Task requirements - Would you reproduce the rows below verbatim, starting with the very first line and ending with the line that contains "page-title: Ota yhteyttä, laboratoriopalvelut", both ends included?

Dataset records -
- - -

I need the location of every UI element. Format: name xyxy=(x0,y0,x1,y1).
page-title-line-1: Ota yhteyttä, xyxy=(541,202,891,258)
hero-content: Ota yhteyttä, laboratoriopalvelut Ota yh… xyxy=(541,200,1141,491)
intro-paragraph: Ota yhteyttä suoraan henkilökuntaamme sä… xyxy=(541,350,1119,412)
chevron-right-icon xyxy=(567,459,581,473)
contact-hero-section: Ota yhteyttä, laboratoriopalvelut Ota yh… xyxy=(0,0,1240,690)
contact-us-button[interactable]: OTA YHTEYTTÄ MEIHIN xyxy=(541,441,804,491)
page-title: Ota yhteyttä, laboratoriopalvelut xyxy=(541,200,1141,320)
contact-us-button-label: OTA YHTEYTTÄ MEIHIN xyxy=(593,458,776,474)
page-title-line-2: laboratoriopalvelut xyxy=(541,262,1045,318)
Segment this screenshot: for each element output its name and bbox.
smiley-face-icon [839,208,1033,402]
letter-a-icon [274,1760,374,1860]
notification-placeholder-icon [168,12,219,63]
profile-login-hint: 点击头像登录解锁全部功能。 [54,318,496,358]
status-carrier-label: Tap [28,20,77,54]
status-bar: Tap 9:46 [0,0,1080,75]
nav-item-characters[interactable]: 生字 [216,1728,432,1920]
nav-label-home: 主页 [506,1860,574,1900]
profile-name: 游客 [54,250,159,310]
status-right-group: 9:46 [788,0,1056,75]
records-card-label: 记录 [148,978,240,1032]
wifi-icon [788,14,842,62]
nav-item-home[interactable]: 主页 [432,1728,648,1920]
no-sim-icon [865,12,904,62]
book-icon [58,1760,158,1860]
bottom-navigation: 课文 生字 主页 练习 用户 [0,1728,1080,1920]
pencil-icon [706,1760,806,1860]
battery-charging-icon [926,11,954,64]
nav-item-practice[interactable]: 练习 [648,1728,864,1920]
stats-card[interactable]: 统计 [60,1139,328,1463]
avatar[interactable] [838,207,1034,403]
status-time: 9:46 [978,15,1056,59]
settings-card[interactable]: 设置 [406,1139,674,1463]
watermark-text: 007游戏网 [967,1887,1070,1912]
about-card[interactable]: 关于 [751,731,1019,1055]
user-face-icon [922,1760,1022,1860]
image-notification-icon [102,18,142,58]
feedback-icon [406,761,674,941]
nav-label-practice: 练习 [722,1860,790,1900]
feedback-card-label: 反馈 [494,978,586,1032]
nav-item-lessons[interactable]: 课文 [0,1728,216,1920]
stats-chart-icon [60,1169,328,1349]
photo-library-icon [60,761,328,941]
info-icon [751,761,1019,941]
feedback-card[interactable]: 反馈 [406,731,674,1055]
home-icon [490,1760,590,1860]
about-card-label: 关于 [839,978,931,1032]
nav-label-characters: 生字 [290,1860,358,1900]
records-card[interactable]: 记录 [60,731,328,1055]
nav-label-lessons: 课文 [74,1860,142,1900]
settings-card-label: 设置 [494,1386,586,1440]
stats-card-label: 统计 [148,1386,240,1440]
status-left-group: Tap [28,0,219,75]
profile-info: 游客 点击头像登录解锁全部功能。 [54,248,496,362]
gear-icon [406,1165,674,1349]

- - -

Exercise solution -
I need the location of every UI element. Format: name xyxy=(x0,y0,x1,y1).
page-title-line-1: Ota yhteyttä, xyxy=(541,202,891,258)
hero-content: Ota yhteyttä, laboratoriopalvelut Ota yh… xyxy=(541,200,1141,491)
intro-paragraph: Ota yhteyttä suoraan henkilökuntaamme sä… xyxy=(541,350,1119,412)
chevron-right-icon xyxy=(567,459,581,473)
contact-hero-section: Ota yhteyttä, laboratoriopalvelut Ota yh… xyxy=(0,0,1240,690)
contact-us-button[interactable]: OTA YHTEYTTÄ MEIHIN xyxy=(541,441,804,491)
page-title: Ota yhteyttä, laboratoriopalvelut xyxy=(541,200,1141,320)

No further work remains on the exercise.